Go through the listing and copy every line word for word.

* begin Data extract *

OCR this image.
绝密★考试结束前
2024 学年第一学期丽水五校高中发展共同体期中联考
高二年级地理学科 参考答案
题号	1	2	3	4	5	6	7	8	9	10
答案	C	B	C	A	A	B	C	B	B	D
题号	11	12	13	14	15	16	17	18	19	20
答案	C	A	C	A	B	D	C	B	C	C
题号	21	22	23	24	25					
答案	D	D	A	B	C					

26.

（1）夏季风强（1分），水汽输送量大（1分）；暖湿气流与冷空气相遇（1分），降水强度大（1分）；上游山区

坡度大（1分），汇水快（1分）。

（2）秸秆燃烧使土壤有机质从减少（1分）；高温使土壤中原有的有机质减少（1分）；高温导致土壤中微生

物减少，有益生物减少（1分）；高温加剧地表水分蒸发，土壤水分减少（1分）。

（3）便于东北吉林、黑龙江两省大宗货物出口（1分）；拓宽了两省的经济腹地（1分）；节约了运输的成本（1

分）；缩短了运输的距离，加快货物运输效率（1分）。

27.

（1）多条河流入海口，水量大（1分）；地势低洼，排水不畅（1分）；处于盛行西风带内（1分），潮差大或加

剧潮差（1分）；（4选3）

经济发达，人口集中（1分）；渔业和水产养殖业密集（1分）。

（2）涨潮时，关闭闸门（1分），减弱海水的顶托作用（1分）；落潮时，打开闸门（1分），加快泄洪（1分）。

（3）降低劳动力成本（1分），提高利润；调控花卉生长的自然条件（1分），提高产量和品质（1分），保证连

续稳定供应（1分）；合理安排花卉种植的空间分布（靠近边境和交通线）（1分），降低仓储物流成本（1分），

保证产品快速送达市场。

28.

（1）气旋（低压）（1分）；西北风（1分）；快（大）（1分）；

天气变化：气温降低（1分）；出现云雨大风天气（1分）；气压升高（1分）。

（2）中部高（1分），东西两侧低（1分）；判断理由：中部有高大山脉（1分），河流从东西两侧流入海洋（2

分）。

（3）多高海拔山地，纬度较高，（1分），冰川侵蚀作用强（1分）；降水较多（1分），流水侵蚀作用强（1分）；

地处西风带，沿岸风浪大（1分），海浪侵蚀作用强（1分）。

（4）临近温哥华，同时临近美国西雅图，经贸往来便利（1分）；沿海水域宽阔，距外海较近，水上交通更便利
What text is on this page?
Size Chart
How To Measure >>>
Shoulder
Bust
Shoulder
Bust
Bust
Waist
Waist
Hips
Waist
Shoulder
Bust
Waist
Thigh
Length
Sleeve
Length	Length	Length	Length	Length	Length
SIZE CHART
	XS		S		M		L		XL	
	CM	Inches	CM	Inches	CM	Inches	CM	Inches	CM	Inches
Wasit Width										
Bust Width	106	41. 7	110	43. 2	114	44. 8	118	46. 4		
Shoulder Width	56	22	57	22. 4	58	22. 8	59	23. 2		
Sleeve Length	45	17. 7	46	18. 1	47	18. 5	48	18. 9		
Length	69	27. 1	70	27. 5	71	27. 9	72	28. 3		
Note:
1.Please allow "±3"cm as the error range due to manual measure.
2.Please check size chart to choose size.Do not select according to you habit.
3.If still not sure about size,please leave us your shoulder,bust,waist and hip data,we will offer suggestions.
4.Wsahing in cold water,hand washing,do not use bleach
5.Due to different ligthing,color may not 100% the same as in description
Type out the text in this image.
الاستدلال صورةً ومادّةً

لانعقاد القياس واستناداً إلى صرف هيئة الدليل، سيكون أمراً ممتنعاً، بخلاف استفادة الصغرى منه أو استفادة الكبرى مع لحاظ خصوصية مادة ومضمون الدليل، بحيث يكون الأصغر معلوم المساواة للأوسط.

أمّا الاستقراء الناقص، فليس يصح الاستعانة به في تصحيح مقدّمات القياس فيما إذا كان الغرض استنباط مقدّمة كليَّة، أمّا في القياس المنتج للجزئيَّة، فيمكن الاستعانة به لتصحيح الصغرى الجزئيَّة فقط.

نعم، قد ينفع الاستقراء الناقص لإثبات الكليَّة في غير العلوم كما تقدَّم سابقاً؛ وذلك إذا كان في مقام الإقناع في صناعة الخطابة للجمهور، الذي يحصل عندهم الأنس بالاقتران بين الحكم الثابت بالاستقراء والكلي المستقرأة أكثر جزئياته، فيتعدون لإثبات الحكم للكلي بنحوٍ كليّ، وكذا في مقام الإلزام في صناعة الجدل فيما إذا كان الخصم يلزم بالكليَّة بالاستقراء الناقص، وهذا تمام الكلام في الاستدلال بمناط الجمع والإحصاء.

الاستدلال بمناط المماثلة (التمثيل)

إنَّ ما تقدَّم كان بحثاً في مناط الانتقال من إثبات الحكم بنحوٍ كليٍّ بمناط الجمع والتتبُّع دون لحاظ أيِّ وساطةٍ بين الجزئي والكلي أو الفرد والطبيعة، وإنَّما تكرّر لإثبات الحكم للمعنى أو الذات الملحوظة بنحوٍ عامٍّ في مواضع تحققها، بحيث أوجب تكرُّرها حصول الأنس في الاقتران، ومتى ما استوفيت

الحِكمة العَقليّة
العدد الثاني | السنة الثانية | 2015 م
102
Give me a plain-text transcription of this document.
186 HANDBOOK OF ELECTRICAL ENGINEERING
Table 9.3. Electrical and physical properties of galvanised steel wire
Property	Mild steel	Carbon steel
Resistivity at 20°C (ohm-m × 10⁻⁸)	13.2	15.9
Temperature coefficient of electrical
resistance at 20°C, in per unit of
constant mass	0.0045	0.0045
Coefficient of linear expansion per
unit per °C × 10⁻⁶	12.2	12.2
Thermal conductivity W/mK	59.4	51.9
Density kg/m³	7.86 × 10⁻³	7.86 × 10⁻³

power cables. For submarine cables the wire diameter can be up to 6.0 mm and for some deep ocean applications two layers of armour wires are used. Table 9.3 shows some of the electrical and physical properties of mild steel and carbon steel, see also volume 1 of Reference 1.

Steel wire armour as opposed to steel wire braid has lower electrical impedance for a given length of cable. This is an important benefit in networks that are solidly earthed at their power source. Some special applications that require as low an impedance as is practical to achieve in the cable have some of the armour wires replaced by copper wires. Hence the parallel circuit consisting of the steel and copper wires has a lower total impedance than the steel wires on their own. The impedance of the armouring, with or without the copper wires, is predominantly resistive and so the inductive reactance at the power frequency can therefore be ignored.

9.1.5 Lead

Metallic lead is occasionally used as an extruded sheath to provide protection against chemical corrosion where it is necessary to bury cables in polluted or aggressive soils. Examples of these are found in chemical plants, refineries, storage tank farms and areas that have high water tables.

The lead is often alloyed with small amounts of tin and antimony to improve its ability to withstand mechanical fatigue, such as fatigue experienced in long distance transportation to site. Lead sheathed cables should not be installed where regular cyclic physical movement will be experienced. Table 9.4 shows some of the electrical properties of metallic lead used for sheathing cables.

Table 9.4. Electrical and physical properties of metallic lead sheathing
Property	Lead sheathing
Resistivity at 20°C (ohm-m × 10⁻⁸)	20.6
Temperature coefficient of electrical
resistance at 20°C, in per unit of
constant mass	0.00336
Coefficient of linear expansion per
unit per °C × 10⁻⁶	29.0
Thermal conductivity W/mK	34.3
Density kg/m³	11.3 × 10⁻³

* end Data extract *

**Worked solution:**
OCR this image.
绝密★考试结束前
2024 学年第一学期丽水五校高中发展共同体期中联考
高二年级地理学科 参考答案
题号	1	2	3	4	5	6	7	8	9	10
答案	C	B	C	A	A	B	C	B	B	D
题号	11	12	13	14	15	16	17	18	19	20
答案	C	A	C	A	B	D	C	B	C	C
题号	21	22	23	24	25					
答案	D	D	A	B	C					

26.

（1）夏季风强（1分），水汽输送量大（1分）；暖湿气流与冷空气相遇（1分），降水强度大（1分）；上游山区

坡度大（1分），汇水快（1分）。

（2）秸秆燃烧使土壤有机质从减少（1分）；高温使土壤中原有的有机质减少（1分）；高温导致土壤中微生

物减少，有益生物减少（1分）；高温加剧地表水分蒸发，土壤水分减少（1分）。

（3）便于东北吉林、黑龙江两省大宗货物出口（1分）；拓宽了两省的经济腹地（1分）；节约了运输的成本（1

分）；缩短了运输的距离，加快货物运输效率（1分）。

27.

（1）多条河流入海口，水量大（1分）；地势低洼，排水不畅（1分）；处于盛行西风带内（1分），潮差大或加

剧潮差（1分）；（4选3）

经济发达，人口集中（1分）；渔业和水产养殖业密集（1分）。

（2）涨潮时，关闭闸门（1分），减弱海水的顶托作用（1分）；落潮时，打开闸门（1分），加快泄洪（1分）。

（3）降低劳动力成本（1分），提高利润；调控花卉生长的自然条件（1分），提高产量和品质（1分），保证连

续稳定供应（1分）；合理安排花卉种植的空间分布（靠近边境和交通线）（1分），降低仓储物流成本（1分），

保证产品快速送达市场。

28.

（1）气旋（低压）（1分）；西北风（1分）；快（大）（1分）；

天气变化：气温降低（1分）；出现云雨大风天气（1分）；气压升高（1分）。

（2）中部高（1分），东西两侧低（1分）；判断理由：中部有高大山脉（1分），河流从东西两侧流入海洋（2

分）。

（3）多高海拔山地，纬度较高，（1分），冰川侵蚀作用强（1分）；降水较多（1分），流水侵蚀作用强（1分）；

地处西风带，沿岸风浪大（1分），海浪侵蚀作用强（1分）。

（4）临近温哥华，同时临近美国西雅图，经贸往来便利（1分）；沿海水域宽阔，距外海较近，水上交通更便利
What text is on this page?
Size Chart
How To Measure >>>
Shoulder
Bust
Shoulder
Bust
Bust
Waist
Waist
Hips
Waist
Shoulder
Bust
Waist
Thigh
Length
Sleeve
Length	Length	Length	Length	Length	Length
SIZE CHART
	XS		S		M		L		XL	
	CM	Inches	CM	Inches	CM	Inches	CM	Inches	CM	Inches
Wasit Width										
Bust Width	106	41. 7	110	43. 2	114	44. 8	118	46. 4		
Shoulder Width	56	22	57	22. 4	58	22. 8	59	23. 2		
Sleeve Length	45	17. 7	46	18. 1	47	18. 5	48	18. 9		
Length	69	27. 1	70	27. 5	71	27. 9	72	28. 3		
Note:
1.Please allow "±3"cm as the error range due to manual measure.
2.Please check size chart to choose size.Do not select according to you habit.
3.If still not sure about size,please leave us your shoulder,bust,waist and hip data,we will offer suggestions.
4.Wsahing in cold water,hand washing,do not use bleach
5.Due to different ligthing,color may not 100% the same as in description
Type out the text in this image.
الاستدلال صورةً ومادّةً

لانعقاد القياس واستناداً إلى صرف هيئة الدليل، سيكون أمراً ممتنعاً، بخلاف استفادة الصغرى منه أو استفادة الكبرى مع لحاظ خصوصية مادة ومضمون الدليل، بحيث يكون الأصغر معلوم المساواة للأوسط.

أمّا الاستقراء الناقص، فليس يصح الاستعانة به في تصحيح مقدّمات القياس فيما إذا كان الغرض استنباط مقدّمة كليَّة، أمّا في القياس المنتج للجزئيَّة، فيمكن الاستعانة به لتصحيح الصغرى الجزئيَّة فقط.

نعم، قد ينفع الاستقراء الناقص لإثبات الكليَّة في غير العلوم كما تقدَّم سابقاً؛ وذلك إذا كان في مقام الإقناع في صناعة الخطابة للجمهور، الذي يحصل عندهم الأنس بالاقتران بين الحكم الثابت بالاستقراء والكلي المستقرأة أكثر جزئياته، فيتعدون لإثبات الحكم للكلي بنحوٍ كليّ، وكذا في مقام الإلزام في صناعة الجدل فيما إذا كان الخصم يلزم بالكليَّة بالاستقراء الناقص، وهذا تمام الكلام في الاستدلال بمناط الجمع والإحصاء.

الاستدلال بمناط المماثلة (التمثيل)

إنَّ ما تقدَّم كان بحثاً في مناط الانتقال من إثبات الحكم بنحوٍ كليٍّ بمناط الجمع والتتبُّع دون لحاظ أيِّ وساطةٍ بين الجزئي والكلي أو الفرد والطبيعة، وإنَّما تكرّر لإثبات الحكم للمعنى أو الذات الملحوظة بنحوٍ عامٍّ في مواضع تحققها، بحيث أوجب تكرُّرها حصول الأنس في الاقتران، ومتى ما استوفيت

الحِكمة العَقليّة
العدد الثاني | السنة الثانية | 2015 م
102
Give me a plain-text transcription of this document.
186 HANDBOOK OF ELECTRICAL ENGINEERING
Table 9.3. Electrical and physical properties of galvanised steel wire
Property	Mild steel	Carbon steel
Resistivity at 20°C (ohm-m × 10⁻⁸)	13.2	15.9
Temperature coefficient of electrical
resistance at 20°C, in per unit of
constant mass	0.0045	0.0045
Coefficient of linear expansion per
unit per °C × 10⁻⁶	12.2	12.2
Thermal conductivity W/mK	59.4	51.9
Density kg/m³	7.86 × 10⁻³	7.86 × 10⁻³

power cables. For submarine cables the wire diameter can be up to 6.0 mm and for some deep ocean applications two layers of armour wires are used. Table 9.3 shows some of the electrical and physical properties of mild steel and carbon steel, see also volume 1 of Reference 1.

Steel wire armour as opposed to steel wire braid has lower electrical impedance for a given length of cable. This is an important benefit in networks that are solidly earthed at their power source. Some special applications that require as low an impedance as is practical to achieve in the cable have some of the armour wires replaced by copper wires. Hence the parallel circuit consisting of the steel and copper wires has a lower total impedance than the steel wires on their own. The impedance of the armouring, with or without the copper wires, is predominantly resistive and so the inductive reactance at the power frequency can therefore be ignored.

9.1.5 Lead

Metallic lead is occasionally used as an extruded sheath to provide protection against chemical corrosion where it is necessary to bury cables in polluted or aggressive soils. Examples of these are found in chemical plants, refineries, storage tank farms and areas that have high water tables.

The lead is often alloyed with small amounts of tin and antimony to improve its ability to withstand mechanical fatigue, such as fatigue experienced in long distance transportation to site. Lead sheathed cables should not be installed where regular cyclic physical movement will be experienced. Table 9.4 shows some of the electrical properties of metallic lead used for sheathing cables.

Table 9.4. Electrical and physical properties of metallic lead sheathing
Property	Lead sheathing
Resistivity at 20°C (ohm-m × 10⁻⁸)	20.6
Temperature coefficient of electrical
resistance at 20°C, in per unit of
constant mass	0.00336
Coefficient of linear expansion per
unit per °C × 10⁻⁶	29.0
Thermal conductivity W/mK	34.3
Density kg/m³	11.3 × 10⁻³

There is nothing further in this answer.